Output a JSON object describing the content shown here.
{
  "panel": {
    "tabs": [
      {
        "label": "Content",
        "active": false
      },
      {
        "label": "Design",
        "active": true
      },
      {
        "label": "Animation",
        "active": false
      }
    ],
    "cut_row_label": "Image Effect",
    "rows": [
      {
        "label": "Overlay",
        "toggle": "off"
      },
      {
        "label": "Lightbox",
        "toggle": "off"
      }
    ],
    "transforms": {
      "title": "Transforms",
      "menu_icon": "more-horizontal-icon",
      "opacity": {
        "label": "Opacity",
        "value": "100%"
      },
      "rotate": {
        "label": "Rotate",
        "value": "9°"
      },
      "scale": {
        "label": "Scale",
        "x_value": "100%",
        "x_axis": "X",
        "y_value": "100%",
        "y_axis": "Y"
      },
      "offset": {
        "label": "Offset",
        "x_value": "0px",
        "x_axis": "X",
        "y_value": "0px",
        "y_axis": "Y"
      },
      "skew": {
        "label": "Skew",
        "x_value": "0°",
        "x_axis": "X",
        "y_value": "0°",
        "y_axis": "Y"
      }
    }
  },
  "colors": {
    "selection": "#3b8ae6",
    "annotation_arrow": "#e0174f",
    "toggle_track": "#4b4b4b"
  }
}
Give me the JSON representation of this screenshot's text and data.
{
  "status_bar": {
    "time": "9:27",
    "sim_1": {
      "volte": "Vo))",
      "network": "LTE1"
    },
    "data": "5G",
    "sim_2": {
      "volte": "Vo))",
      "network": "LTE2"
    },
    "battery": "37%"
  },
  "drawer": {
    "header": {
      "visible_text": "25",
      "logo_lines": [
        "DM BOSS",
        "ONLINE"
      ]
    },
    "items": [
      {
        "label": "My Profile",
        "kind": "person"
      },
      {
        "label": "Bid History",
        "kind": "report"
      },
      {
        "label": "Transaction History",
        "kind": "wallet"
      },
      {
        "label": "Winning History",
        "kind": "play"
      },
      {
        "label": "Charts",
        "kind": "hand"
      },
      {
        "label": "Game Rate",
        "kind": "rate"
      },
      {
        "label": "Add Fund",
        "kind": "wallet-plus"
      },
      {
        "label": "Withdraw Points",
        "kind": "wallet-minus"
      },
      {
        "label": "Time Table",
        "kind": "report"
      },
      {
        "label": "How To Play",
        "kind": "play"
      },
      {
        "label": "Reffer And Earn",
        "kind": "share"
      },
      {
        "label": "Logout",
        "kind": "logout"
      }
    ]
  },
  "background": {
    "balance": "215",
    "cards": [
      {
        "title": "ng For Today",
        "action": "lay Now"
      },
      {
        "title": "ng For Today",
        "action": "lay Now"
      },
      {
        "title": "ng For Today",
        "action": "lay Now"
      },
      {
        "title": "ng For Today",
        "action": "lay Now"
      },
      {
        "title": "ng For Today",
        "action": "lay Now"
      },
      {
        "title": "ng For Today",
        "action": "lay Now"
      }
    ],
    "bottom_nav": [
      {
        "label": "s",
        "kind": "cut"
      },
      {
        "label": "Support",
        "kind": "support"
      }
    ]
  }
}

=-=-=

• **GIVEN TASK**
Extract all lines as given.

• **RESULT FOR THIS TASK**
Output a JSON object describing the content shown here.
{
  "panel": {
    "tabs": [
      {
        "label": "Content",
        "active": false
      },
      {
        "label": "Design",
        "active": true
      },
      {
        "label": "Animation",
        "active": false
      }
    ],
    "cut_row_label": "Image Effect",
    "rows": [
      {
        "label": "Overlay",
        "toggle": "off"
      },
      {
        "label": "Lightbox",
        "toggle": "off"
      }
    ],
    "transforms": {
      "title": "Transforms",
      "menu_icon": "more-horizontal-icon",
      "opacity": {
        "label": "Opacity",
        "value": "100%"
      },
      "rotate": {
        "label": "Rotate",
        "value": "9°"
      },
      "scale": {
        "label": "Scale",
        "x_value": "100%",
        "x_axis": "X",
        "y_value": "100%",
        "y_axis": "Y"
      },
      "offset": {
        "label": "Offset",
        "x_value": "0px",
        "x_axis": "X",
        "y_value": "0px",
        "y_axis": "Y"
      },
      "skew": {
        "label": "Skew",
        "x_value": "0°",
        "x_axis": "X",
        "y_value": "0°",
        "y_axis": "Y"
      }
    }
  },
  "colors": {
    "selection": "#3b8ae6",
    "annotation_arrow": "#e0174f",
    "toggle_track": "#4b4b4b"
  }
}
Give me the JSON representation of this screenshot's text and data.
{
  "status_bar": {
    "time": "9:27",
    "sim_1": {
      "volte": "Vo))",
      "network": "LTE1"
    },
    "data": "5G",
    "sim_2": {
      "volte": "Vo))",
      "network": "LTE2"
    },
    "battery": "37%"
  },
  "drawer": {
    "header": {
      "visible_text": "25",
      "logo_lines": [
        "DM BOSS",
        "ONLINE"
      ]
    },
    "items": [
      {
        "label": "My Profile",
        "kind": "person"
      },
      {
        "label": "Bid History",
        "kind": "report"
      },
      {
        "label": "Transaction History",
        "kind": "wallet"
      },
      {
        "label": "Winning History",
        "kind": "play"
      },
      {
        "label": "Charts",
        "kind": "hand"
      },
      {
        "label": "Game Rate",
        "kind": "rate"
      },
      {
        "label": "Add Fund",
        "kind": "wallet-plus"
      },
      {
        "label": "Withdraw Points",
        "kind": "wallet-minus"
      },
      {
        "label": "Time Table",
        "kind": "report"
      },
      {
        "label": "How To Play",
        "kind": "play"
      },
      {
        "label": "Reffer And Earn",
        "kind": "share"
      },
      {
        "label": "Logout",
        "kind": "logout"
      }
    ]
  },
  "background": {
    "balance": "215",
    "cards": [
      {
        "title": "ng For Today",
        "action": "lay Now"
      },
      {
        "title": "ng For Today",
        "action": "lay Now"
      },
      {
        "title": "ng For Today",
        "action": "lay Now"
      },
      {
        "title": "ng For Today",
        "action": "lay Now"
      },
      {
        "title": "ng For Today",
        "action": "lay Now"
      },
      {
        "title": "ng For Today",
        "action": "lay Now"
      }
    ],
    "bottom_nav": [
      {
        "label": "s",
        "kind": "cut"
      },
      {
        "label": "Support",
        "kind": "support"
      }
    ]
  }
}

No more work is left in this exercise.